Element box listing
'''

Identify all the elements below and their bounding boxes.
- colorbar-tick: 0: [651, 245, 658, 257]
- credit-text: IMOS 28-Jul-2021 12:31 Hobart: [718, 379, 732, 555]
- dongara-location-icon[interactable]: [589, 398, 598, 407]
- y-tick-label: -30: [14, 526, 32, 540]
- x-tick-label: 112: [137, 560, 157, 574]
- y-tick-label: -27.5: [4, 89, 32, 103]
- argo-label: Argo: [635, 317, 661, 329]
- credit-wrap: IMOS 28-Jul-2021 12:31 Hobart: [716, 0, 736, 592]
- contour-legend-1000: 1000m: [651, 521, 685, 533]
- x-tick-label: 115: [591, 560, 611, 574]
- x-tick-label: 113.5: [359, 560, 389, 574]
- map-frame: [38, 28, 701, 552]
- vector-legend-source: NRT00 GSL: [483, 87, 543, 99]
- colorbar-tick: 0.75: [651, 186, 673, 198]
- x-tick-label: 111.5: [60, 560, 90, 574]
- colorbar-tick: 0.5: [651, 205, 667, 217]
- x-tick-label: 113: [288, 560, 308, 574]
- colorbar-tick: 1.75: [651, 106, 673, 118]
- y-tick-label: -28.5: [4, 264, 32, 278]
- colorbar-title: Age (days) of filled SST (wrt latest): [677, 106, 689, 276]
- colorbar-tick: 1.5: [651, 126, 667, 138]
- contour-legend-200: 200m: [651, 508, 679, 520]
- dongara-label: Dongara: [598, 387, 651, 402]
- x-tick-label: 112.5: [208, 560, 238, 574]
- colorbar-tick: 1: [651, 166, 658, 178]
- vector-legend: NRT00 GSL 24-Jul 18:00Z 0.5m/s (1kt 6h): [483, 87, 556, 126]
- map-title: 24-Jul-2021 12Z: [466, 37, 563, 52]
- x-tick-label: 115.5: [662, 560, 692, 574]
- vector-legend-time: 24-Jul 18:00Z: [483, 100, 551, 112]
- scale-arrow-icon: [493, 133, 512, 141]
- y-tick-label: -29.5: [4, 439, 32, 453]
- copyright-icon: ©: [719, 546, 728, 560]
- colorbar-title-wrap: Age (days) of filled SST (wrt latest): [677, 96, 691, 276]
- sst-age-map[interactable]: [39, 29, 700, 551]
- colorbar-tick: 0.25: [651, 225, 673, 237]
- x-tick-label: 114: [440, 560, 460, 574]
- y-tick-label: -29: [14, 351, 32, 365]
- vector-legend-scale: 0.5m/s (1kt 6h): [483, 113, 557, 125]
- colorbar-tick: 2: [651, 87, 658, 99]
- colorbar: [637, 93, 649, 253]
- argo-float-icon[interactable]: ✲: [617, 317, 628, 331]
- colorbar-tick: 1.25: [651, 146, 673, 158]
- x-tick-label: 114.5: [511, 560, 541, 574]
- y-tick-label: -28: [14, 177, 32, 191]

'''

* _Exercise brief_
Rename every "y-tick-label" in the listing to "y-axis-label", and write out the full listing with nothing else changed.

* _Solved problem_
Identify all the elements below and their bounding boxes.
- colorbar-tick: 0: [651, 245, 658, 257]
- credit-text: IMOS 28-Jul-2021 12:31 Hobart: [718, 379, 732, 555]
- dongara-location-icon[interactable]: [589, 398, 598, 407]
- y-axis-label: -30: [14, 526, 32, 540]
- x-tick-label: 112: [137, 560, 157, 574]
- y-axis-label: -27.5: [4, 89, 32, 103]
- argo-label: Argo: [635, 317, 661, 329]
- credit-wrap: IMOS 28-Jul-2021 12:31 Hobart: [716, 0, 736, 592]
- contour-legend-1000: 1000m: [651, 521, 685, 533]
- x-tick-label: 115: [591, 560, 611, 574]
- x-tick-label: 113.5: [359, 560, 389, 574]
- map-frame: [38, 28, 701, 552]
- vector-legend-source: NRT00 GSL: [483, 87, 543, 99]
- colorbar-tick: 0.75: [651, 186, 673, 198]
- x-tick-label: 111.5: [60, 560, 90, 574]
- colorbar-tick: 0.5: [651, 205, 667, 217]
- x-tick-label: 113: [288, 560, 308, 574]
- colorbar-tick: 1.75: [651, 106, 673, 118]
- y-axis-label: -28.5: [4, 264, 32, 278]
- colorbar-title: Age (days) of filled SST (wrt latest): [677, 106, 689, 276]
- colorbar-tick: 1.5: [651, 126, 667, 138]
- contour-legend-200: 200m: [651, 508, 679, 520]
- dongara-label: Dongara: [598, 387, 651, 402]
- x-tick-label: 112.5: [208, 560, 238, 574]
- colorbar-tick: 1: [651, 166, 658, 178]
- vector-legend: NRT00 GSL 24-Jul 18:00Z 0.5m/s (1kt 6h): [483, 87, 556, 126]
- map-title: 24-Jul-2021 12Z: [466, 37, 563, 52]
- x-tick-label: 115.5: [662, 560, 692, 574]
- vector-legend-time: 24-Jul 18:00Z: [483, 100, 551, 112]
- scale-arrow-icon: [493, 133, 512, 141]
- y-axis-label: -29.5: [4, 439, 32, 453]
- copyright-icon: ©: [719, 546, 728, 560]
- colorbar-title-wrap: Age (days) of filled SST (wrt latest): [677, 96, 691, 276]
- sst-age-map[interactable]: [39, 29, 700, 551]
- colorbar-tick: 0.25: [651, 225, 673, 237]
- x-tick-label: 114: [440, 560, 460, 574]
- y-axis-label: -29: [14, 351, 32, 365]
- vector-legend-scale: 0.5m/s (1kt 6h): [483, 113, 557, 125]
- colorbar-tick: 2: [651, 87, 658, 99]
- colorbar: [637, 93, 649, 253]
- argo-float-icon[interactable]: ✲: [617, 317, 628, 331]
- colorbar-tick: 1.25: [651, 146, 673, 158]
- x-tick-label: 114.5: [511, 560, 541, 574]
- y-axis-label: -28: [14, 177, 32, 191]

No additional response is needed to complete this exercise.